*** STORED DATA

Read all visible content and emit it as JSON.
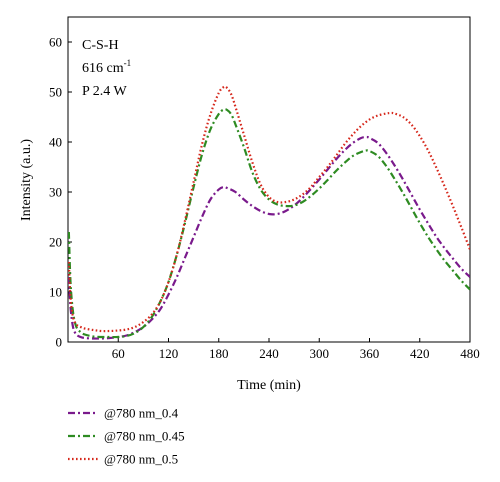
{
  "chart_data": {
    "type": "line",
    "xlabel": "Time (min)",
    "ylabel": "Intensity (a.u.)",
    "xlim": [
      0,
      480
    ],
    "ylim": [
      0,
      65
    ],
    "xticks": [
      60,
      120,
      180,
      240,
      300,
      360,
      420,
      480
    ],
    "yticks": [
      0,
      10,
      20,
      30,
      40,
      50,
      60
    ],
    "grid": false,
    "legend_position": "below-left",
    "annotations": {
      "line1": "C-S-H",
      "line2_value": "616 cm",
      "line2_sup": "-1",
      "line3": "P 2.4 W"
    },
    "series": [
      {
        "name": "@780 nm_0.4",
        "color": "#7a1a8c",
        "dash": "dashdot",
        "x": [
          1,
          3,
          6,
          10,
          15,
          20,
          30,
          40,
          50,
          60,
          70,
          80,
          90,
          100,
          110,
          120,
          130,
          140,
          150,
          160,
          170,
          180,
          186,
          190,
          200,
          210,
          220,
          230,
          240,
          250,
          260,
          270,
          280,
          290,
          300,
          310,
          320,
          330,
          340,
          350,
          356,
          360,
          370,
          380,
          390,
          400,
          410,
          420,
          430,
          440,
          450,
          460,
          470,
          480
        ],
        "y": [
          13,
          7,
          3,
          1.5,
          1,
          0.8,
          0.7,
          0.7,
          0.8,
          1,
          1.3,
          2,
          3,
          4.5,
          6.5,
          9.5,
          13,
          17,
          21,
          25,
          28.5,
          30.5,
          31,
          30.8,
          30,
          28.5,
          27.2,
          26.2,
          25.6,
          25.6,
          26.2,
          27.3,
          28.8,
          30.6,
          32.5,
          34.5,
          36.5,
          38.3,
          39.8,
          40.8,
          41,
          40.8,
          39.8,
          37.8,
          35.3,
          32.5,
          29.5,
          26.5,
          23.7,
          21,
          18.7,
          16.6,
          14.6,
          13
        ]
      },
      {
        "name": "@780 nm_0.45",
        "color": "#2e8b22",
        "dash": "dashdot",
        "x": [
          1,
          3,
          6,
          10,
          15,
          20,
          30,
          40,
          50,
          60,
          70,
          80,
          90,
          100,
          110,
          120,
          130,
          140,
          150,
          160,
          170,
          180,
          186,
          190,
          195,
          200,
          210,
          220,
          230,
          240,
          250,
          260,
          270,
          280,
          290,
          300,
          310,
          320,
          330,
          340,
          350,
          356,
          360,
          370,
          380,
          390,
          400,
          410,
          420,
          430,
          440,
          450,
          460,
          470,
          480
        ],
        "y": [
          22,
          12,
          6,
          3,
          2,
          1.5,
          1.1,
          1,
          1,
          1,
          1.2,
          1.8,
          3,
          5,
          8,
          12,
          17.5,
          24,
          31,
          37.5,
          42.5,
          45.6,
          46.5,
          46.4,
          45.5,
          43.5,
          39,
          34,
          30.5,
          28.5,
          27.5,
          27.2,
          27.3,
          28,
          29.2,
          30.7,
          32.4,
          34.2,
          35.8,
          37.2,
          38,
          38.3,
          38.2,
          37.2,
          35.2,
          32.6,
          29.8,
          26.8,
          23.8,
          21,
          18.5,
          16.2,
          14.2,
          12.2,
          10.5
        ]
      },
      {
        "name": "@780 nm_0.5",
        "color": "#d6281c",
        "dash": "dotted",
        "x": [
          1,
          3,
          6,
          10,
          15,
          20,
          30,
          40,
          50,
          60,
          70,
          80,
          90,
          100,
          110,
          120,
          130,
          140,
          150,
          160,
          170,
          180,
          186,
          190,
          195,
          200,
          210,
          220,
          230,
          240,
          250,
          260,
          270,
          280,
          290,
          300,
          310,
          320,
          330,
          340,
          350,
          360,
          370,
          380,
          386,
          390,
          400,
          410,
          420,
          430,
          440,
          450,
          460,
          470,
          480
        ],
        "y": [
          16,
          9,
          5,
          3.5,
          3,
          2.7,
          2.4,
          2.2,
          2.2,
          2.3,
          2.5,
          3,
          4,
          5.5,
          8,
          12,
          17.5,
          24.5,
          32,
          39.5,
          45.5,
          49.8,
          51,
          50.8,
          49.5,
          47,
          41.5,
          36,
          31.5,
          29,
          28,
          28,
          28.5,
          29.5,
          31,
          33,
          35,
          37.2,
          39.5,
          41.5,
          43.2,
          44.5,
          45.3,
          45.7,
          45.8,
          45.7,
          45,
          43.5,
          41.2,
          38.3,
          34.8,
          31,
          27,
          22.8,
          18.5
        ]
      }
    ]
  }
}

******

■ GIVEN TASK ■
Copy out the records above in full, exactly as written, but not the pictures.

■ COMPLETE ANSWER ■
Read all visible content and emit it as JSON.
{
  "chart_data": {
    "type": "line",
    "xlabel": "Time (min)",
    "ylabel": "Intensity (a.u.)",
    "xlim": [
      0,
      480
    ],
    "ylim": [
      0,
      65
    ],
    "xticks": [
      60,
      120,
      180,
      240,
      300,
      360,
      420,
      480
    ],
    "yticks": [
      0,
      10,
      20,
      30,
      40,
      50,
      60
    ],
    "grid": false,
    "legend_position": "below-left",
    "annotations": {
      "line1": "C-S-H",
      "line2_value": "616 cm",
      "line2_sup": "-1",
      "line3": "P 2.4 W"
    },
    "series": [
      {
        "name": "@780 nm_0.4",
        "color": "#7a1a8c",
        "dash": "dashdot",
        "x": [
          1,
          3,
          6,
          10,
          15,
          20,
          30,
          40,
          50,
          60,
          70,
          80,
          90,
          100,
          110,
          120,
          130,
          140,
          150,
          160,
          170,
          180,
          186,
          190,
          200,
          210,
          220,
          230,
          240,
          250,
          260,
          270,
          280,
          290,
          300,
          310,
          320,
          330,
          340,
          350,
          356,
          360,
          370,
          380,
          390,
          400,
          410,
          420,
          430,
          440,
          450,
          460,
          470,
          480
        ],
        "y": [
          13,
          7,
          3,
          1.5,
          1,
          0.8,
          0.7,
          0.7,
          0.8,
          1,
          1.3,
          2,
          3,
          4.5,
          6.5,
          9.5,
          13,
          17,
          21,
          25,
          28.5,
          30.5,
          31,
          30.8,
          30,
          28.5,
          27.2,
          26.2,
          25.6,
          25.6,
          26.2,
          27.3,
          28.8,
          30.6,
          32.5,
          34.5,
          36.5,
          38.3,
          39.8,
          40.8,
          41,
          40.8,
          39.8,
          37.8,
          35.3,
          32.5,
          29.5,
          26.5,
          23.7,
          21,
          18.7,
          16.6,
          14.6,
          13
        ]
      },
      {
        "name": "@780 nm_0.45",
        "color": "#2e8b22",
        "dash": "dashdot",
        "x": [
          1,
          3,
          6,
          10,
          15,
          20,
          30,
          40,
          50,
          60,
          70,
          80,
          90,
          100,
          110,
          120,
          130,
          140,
          150,
          160,
          170,
          180,
          186,
          190,
          195,
          200,
          210,
          220,
          230,
          240,
          250,
          260,
          270,
          280,
          290,
          300,
          310,
          320,
          330,
          340,
          350,
          356,
          360,
          370,
          380,
          390,
          400,
          410,
          420,
          430,
          440,
          450,
          460,
          470,
          480
        ],
        "y": [
          22,
          12,
          6,
          3,
          2,
          1.5,
          1.1,
          1,
          1,
          1,
          1.2,
          1.8,
          3,
          5,
          8,
          12,
          17.5,
          24,
          31,
          37.5,
          42.5,
          45.6,
          46.5,
          46.4,
          45.5,
          43.5,
          39,
          34,
          30.5,
          28.5,
          27.5,
          27.2,
          27.3,
          28,
          29.2,
          30.7,
          32.4,
          34.2,
          35.8,
          37.2,
          38,
          38.3,
          38.2,
          37.2,
          35.2,
          32.6,
          29.8,
          26.8,
          23.8,
          21,
          18.5,
          16.2,
          14.2,
          12.2,
          10.5
        ]
      },
      {
        "name": "@780 nm_0.5",
        "color": "#d6281c",
        "dash": "dotted",
        "x": [
          1,
          3,
          6,
          10,
          15,
          20,
          30,
          40,
          50,
          60,
          70,
          80,
          90,
          100,
          110,
          120,
          130,
          140,
          150,
          160,
          170,
          180,
          186,
          190,
          195,
          200,
          210,
          220,
          230,
          240,
          250,
          260,
          270,
          280,
          290,
          300,
          310,
          320,
          330,
          340,
          350,
          360,
          370,
          380,
          386,
          390,
          400,
          410,
          420,
          430,
          440,
          450,
          460,
          470,
          480
        ],
        "y": [
          16,
          9,
          5,
          3.5,
          3,
          2.7,
          2.4,
          2.2,
          2.2,
          2.3,
          2.5,
          3,
          4,
          5.5,
          8,
          12,
          17.5,
          24.5,
          32,
          39.5,
          45.5,
          49.8,
          51,
          50.8,
          49.5,
          47,
          41.5,
          36,
          31.5,
          29,
          28,
          28,
          28.5,
          29.5,
          31,
          33,
          35,
          37.2,
          39.5,
          41.5,
          43.2,
          44.5,
          45.3,
          45.7,
          45.8,
          45.7,
          45,
          43.5,
          41.2,
          38.3,
          34.8,
          31,
          27,
          22.8,
          18.5
        ]
      }
    ]
  }
}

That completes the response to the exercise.